Make an exact copy of the lines below.
Start of Materials provided
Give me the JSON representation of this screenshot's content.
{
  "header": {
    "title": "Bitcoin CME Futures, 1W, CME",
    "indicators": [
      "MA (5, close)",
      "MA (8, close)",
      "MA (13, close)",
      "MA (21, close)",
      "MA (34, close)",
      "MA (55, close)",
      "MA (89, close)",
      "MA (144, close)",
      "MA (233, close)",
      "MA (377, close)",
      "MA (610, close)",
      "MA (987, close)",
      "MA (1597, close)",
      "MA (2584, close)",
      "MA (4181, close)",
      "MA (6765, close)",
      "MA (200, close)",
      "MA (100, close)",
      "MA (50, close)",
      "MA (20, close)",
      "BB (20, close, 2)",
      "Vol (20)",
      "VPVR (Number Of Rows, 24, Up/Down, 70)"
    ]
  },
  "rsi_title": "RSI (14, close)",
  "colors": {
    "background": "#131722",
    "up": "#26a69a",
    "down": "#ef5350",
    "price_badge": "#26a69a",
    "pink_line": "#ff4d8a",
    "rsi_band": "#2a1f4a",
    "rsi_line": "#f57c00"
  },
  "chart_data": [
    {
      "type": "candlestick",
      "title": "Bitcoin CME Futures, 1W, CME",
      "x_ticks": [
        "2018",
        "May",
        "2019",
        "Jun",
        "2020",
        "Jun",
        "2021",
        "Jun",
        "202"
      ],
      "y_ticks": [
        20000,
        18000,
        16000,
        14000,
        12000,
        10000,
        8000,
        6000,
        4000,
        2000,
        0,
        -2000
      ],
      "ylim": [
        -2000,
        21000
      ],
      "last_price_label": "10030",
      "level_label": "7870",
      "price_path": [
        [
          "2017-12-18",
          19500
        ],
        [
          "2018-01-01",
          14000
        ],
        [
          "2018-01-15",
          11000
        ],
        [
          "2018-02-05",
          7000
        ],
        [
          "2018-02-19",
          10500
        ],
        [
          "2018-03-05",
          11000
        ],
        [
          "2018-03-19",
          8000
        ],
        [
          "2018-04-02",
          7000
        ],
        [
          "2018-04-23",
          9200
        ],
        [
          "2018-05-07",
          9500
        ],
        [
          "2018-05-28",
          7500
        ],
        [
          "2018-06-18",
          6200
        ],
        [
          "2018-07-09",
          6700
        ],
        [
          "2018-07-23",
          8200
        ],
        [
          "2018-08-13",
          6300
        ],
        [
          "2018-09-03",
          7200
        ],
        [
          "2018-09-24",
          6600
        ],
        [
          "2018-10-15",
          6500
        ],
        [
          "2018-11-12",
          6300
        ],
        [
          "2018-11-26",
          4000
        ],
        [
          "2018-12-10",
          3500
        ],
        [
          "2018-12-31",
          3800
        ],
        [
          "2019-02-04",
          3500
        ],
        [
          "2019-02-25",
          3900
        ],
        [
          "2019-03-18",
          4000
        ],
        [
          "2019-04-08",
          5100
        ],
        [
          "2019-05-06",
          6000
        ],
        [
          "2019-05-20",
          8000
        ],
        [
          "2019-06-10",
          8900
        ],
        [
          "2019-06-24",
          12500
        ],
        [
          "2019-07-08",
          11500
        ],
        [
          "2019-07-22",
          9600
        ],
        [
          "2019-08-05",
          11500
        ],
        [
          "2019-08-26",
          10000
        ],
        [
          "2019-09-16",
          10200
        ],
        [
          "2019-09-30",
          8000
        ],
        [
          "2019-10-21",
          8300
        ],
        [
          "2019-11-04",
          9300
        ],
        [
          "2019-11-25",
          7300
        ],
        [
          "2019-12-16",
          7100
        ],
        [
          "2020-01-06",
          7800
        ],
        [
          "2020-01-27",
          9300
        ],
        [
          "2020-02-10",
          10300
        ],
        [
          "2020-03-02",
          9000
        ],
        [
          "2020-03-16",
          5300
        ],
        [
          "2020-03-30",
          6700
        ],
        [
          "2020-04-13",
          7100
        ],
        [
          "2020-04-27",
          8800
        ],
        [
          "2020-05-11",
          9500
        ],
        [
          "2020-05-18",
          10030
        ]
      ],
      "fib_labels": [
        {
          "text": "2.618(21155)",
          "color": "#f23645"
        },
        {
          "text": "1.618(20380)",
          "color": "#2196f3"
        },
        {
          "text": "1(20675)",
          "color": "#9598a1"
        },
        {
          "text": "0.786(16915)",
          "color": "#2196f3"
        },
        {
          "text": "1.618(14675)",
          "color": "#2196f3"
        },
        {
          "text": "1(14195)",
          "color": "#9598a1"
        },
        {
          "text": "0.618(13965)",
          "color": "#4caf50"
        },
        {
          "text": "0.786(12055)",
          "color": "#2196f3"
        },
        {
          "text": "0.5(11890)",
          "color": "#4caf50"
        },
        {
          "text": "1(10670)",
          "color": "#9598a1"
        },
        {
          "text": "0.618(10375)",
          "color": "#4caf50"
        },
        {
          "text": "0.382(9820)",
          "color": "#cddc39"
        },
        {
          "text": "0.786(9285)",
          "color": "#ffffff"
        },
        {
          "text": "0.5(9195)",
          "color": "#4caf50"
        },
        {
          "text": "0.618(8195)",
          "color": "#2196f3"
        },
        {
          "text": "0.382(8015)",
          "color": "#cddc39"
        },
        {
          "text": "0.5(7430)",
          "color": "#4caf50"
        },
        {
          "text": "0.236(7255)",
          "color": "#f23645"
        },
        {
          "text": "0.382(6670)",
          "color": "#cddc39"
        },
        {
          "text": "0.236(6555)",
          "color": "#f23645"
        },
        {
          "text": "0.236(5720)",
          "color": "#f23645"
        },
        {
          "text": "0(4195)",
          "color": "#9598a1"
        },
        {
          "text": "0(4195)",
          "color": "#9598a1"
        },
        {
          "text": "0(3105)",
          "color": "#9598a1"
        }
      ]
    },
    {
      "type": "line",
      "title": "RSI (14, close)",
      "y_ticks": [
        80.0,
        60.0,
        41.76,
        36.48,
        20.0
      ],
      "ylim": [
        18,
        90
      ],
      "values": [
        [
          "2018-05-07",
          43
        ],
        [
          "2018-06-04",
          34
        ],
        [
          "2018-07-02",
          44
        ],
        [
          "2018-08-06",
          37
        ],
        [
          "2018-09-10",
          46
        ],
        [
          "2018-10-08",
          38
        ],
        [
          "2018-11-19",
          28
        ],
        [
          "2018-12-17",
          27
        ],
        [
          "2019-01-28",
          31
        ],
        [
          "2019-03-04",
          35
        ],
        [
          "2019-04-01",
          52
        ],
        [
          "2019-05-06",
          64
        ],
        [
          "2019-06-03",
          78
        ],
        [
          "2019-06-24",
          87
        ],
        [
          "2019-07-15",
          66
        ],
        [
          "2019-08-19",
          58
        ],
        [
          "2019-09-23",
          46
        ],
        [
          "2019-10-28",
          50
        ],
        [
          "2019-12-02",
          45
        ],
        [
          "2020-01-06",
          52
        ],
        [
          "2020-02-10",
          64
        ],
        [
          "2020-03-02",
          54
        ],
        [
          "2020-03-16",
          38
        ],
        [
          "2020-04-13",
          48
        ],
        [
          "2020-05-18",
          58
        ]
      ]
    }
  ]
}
End of Materials provided
# [Solution for this task]
Give me the JSON representation of this screenshot's content.
{
  "header": {
    "title": "Bitcoin CME Futures, 1W, CME",
    "indicators": [
      "MA (5, close)",
      "MA (8, close)",
      "MA (13, close)",
      "MA (21, close)",
      "MA (34, close)",
      "MA (55, close)",
      "MA (89, close)",
      "MA (144, close)",
      "MA (233, close)",
      "MA (377, close)",
      "MA (610, close)",
      "MA (987, close)",
      "MA (1597, close)",
      "MA (2584, close)",
      "MA (4181, close)",
      "MA (6765, close)",
      "MA (200, close)",
      "MA (100, close)",
      "MA (50, close)",
      "MA (20, close)",
      "BB (20, close, 2)",
      "Vol (20)",
      "VPVR (Number Of Rows, 24, Up/Down, 70)"
    ]
  },
  "rsi_title": "RSI (14, close)",
  "colors": {
    "background": "#131722",
    "up": "#26a69a",
    "down": "#ef5350",
    "price_badge": "#26a69a",
    "pink_line": "#ff4d8a",
    "rsi_band": "#2a1f4a",
    "rsi_line": "#f57c00"
  },
  "chart_data": [
    {
      "type": "candlestick",
      "title": "Bitcoin CME Futures, 1W, CME",
      "x_ticks": [
        "2018",
        "May",
        "2019",
        "Jun",
        "2020",
        "Jun",
        "2021",
        "Jun",
        "202"
      ],
      "y_ticks": [
        20000,
        18000,
        16000,
        14000,
        12000,
        10000,
        8000,
        6000,
        4000,
        2000,
        0,
        -2000
      ],
      "ylim": [
        -2000,
        21000
      ],
      "last_price_label": "10030",
      "level_label": "7870",
      "price_path": [
        [
          "2017-12-18",
          19500
        ],
        [
          "2018-01-01",
          14000
        ],
        [
          "2018-01-15",
          11000
        ],
        [
          "2018-02-05",
          7000
        ],
        [
          "2018-02-19",
          10500
        ],
        [
          "2018-03-05",
          11000
        ],
        [
          "2018-03-19",
          8000
        ],
        [
          "2018-04-02",
          7000
        ],
        [
          "2018-04-23",
          9200
        ],
        [
          "2018-05-07",
          9500
        ],
        [
          "2018-05-28",
          7500
        ],
        [
          "2018-06-18",
          6200
        ],
        [
          "2018-07-09",
          6700
        ],
        [
          "2018-07-23",
          8200
        ],
        [
          "2018-08-13",
          6300
        ],
        [
          "2018-09-03",
          7200
        ],
        [
          "2018-09-24",
          6600
        ],
        [
          "2018-10-15",
          6500
        ],
        [
          "2018-11-12",
          6300
        ],
        [
          "2018-11-26",
          4000
        ],
        [
          "2018-12-10",
          3500
        ],
        [
          "2018-12-31",
          3800
        ],
        [
          "2019-02-04",
          3500
        ],
        [
          "2019-02-25",
          3900
        ],
        [
          "2019-03-18",
          4000
        ],
        [
          "2019-04-08",
          5100
        ],
        [
          "2019-05-06",
          6000
        ],
        [
          "2019-05-20",
          8000
        ],
        [
          "2019-06-10",
          8900
        ],
        [
          "2019-06-24",
          12500
        ],
        [
          "2019-07-08",
          11500
        ],
        [
          "2019-07-22",
          9600
        ],
        [
          "2019-08-05",
          11500
        ],
        [
          "2019-08-26",
          10000
        ],
        [
          "2019-09-16",
          10200
        ],
        [
          "2019-09-30",
          8000
        ],
        [
          "2019-10-21",
          8300
        ],
        [
          "2019-11-04",
          9300
        ],
        [
          "2019-11-25",
          7300
        ],
        [
          "2019-12-16",
          7100
        ],
        [
          "2020-01-06",
          7800
        ],
        [
          "2020-01-27",
          9300
        ],
        [
          "2020-02-10",
          10300
        ],
        [
          "2020-03-02",
          9000
        ],
        [
          "2020-03-16",
          5300
        ],
        [
          "2020-03-30",
          6700
        ],
        [
          "2020-04-13",
          7100
        ],
        [
          "2020-04-27",
          8800
        ],
        [
          "2020-05-11",
          9500
        ],
        [
          "2020-05-18",
          10030
        ]
      ],
      "fib_labels": [
        {
          "text": "2.618(21155)",
          "color": "#f23645"
        },
        {
          "text": "1.618(20380)",
          "color": "#2196f3"
        },
        {
          "text": "1(20675)",
          "color": "#9598a1"
        },
        {
          "text": "0.786(16915)",
          "color": "#2196f3"
        },
        {
          "text": "1.618(14675)",
          "color": "#2196f3"
        },
        {
          "text": "1(14195)",
          "color": "#9598a1"
        },
        {
          "text": "0.618(13965)",
          "color": "#4caf50"
        },
        {
          "text": "0.786(12055)",
          "color": "#2196f3"
        },
        {
          "text": "0.5(11890)",
          "color": "#4caf50"
        },
        {
          "text": "1(10670)",
          "color": "#9598a1"
        },
        {
          "text": "0.618(10375)",
          "color": "#4caf50"
        },
        {
          "text": "0.382(9820)",
          "color": "#cddc39"
        },
        {
          "text": "0.786(9285)",
          "color": "#ffffff"
        },
        {
          "text": "0.5(9195)",
          "color": "#4caf50"
        },
        {
          "text": "0.618(8195)",
          "color": "#2196f3"
        },
        {
          "text": "0.382(8015)",
          "color": "#cddc39"
        },
        {
          "text": "0.5(7430)",
          "color": "#4caf50"
        },
        {
          "text": "0.236(7255)",
          "color": "#f23645"
        },
        {
          "text": "0.382(6670)",
          "color": "#cddc39"
        },
        {
          "text": "0.236(6555)",
          "color": "#f23645"
        },
        {
          "text": "0.236(5720)",
          "color": "#f23645"
        },
        {
          "text": "0(4195)",
          "color": "#9598a1"
        },
        {
          "text": "0(4195)",
          "color": "#9598a1"
        },
        {
          "text": "0(3105)",
          "color": "#9598a1"
        }
      ]
    },
    {
      "type": "line",
      "title": "RSI (14, close)",
      "y_ticks": [
        80.0,
        60.0,
        41.76,
        36.48,
        20.0
      ],
      "ylim": [
        18,
        90
      ],
      "values": [
        [
          "2018-05-07",
          43
        ],
        [
          "2018-06-04",
          34
        ],
        [
          "2018-07-02",
          44
        ],
        [
          "2018-08-06",
          37
        ],
        [
          "2018-09-10",
          46
        ],
        [
          "2018-10-08",
          38
        ],
        [
          "2018-11-19",
          28
        ],
        [
          "2018-12-17",
          27
        ],
        [
          "2019-01-28",
          31
        ],
        [
          "2019-03-04",
          35
        ],
        [
          "2019-04-01",
          52
        ],
        [
          "2019-05-06",
          64
        ],
        [
          "2019-06-03",
          78
        ],
        [
          "2019-06-24",
          87
        ],
        [
          "2019-07-15",
          66
        ],
        [
          "2019-08-19",
          58
        ],
        [
          "2019-09-23",
          46
        ],
        [
          "2019-10-28",
          50
        ],
        [
          "2019-12-02",
          45
        ],
        [
          "2020-01-06",
          52
        ],
        [
          "2020-02-10",
          64
        ],
        [
          "2020-03-02",
          54
        ],
        [
          "2020-03-16",
          38
        ],
        [
          "2020-04-13",
          48
        ],
        [
          "2020-05-18",
          58
        ]
      ]
    }
  ]
}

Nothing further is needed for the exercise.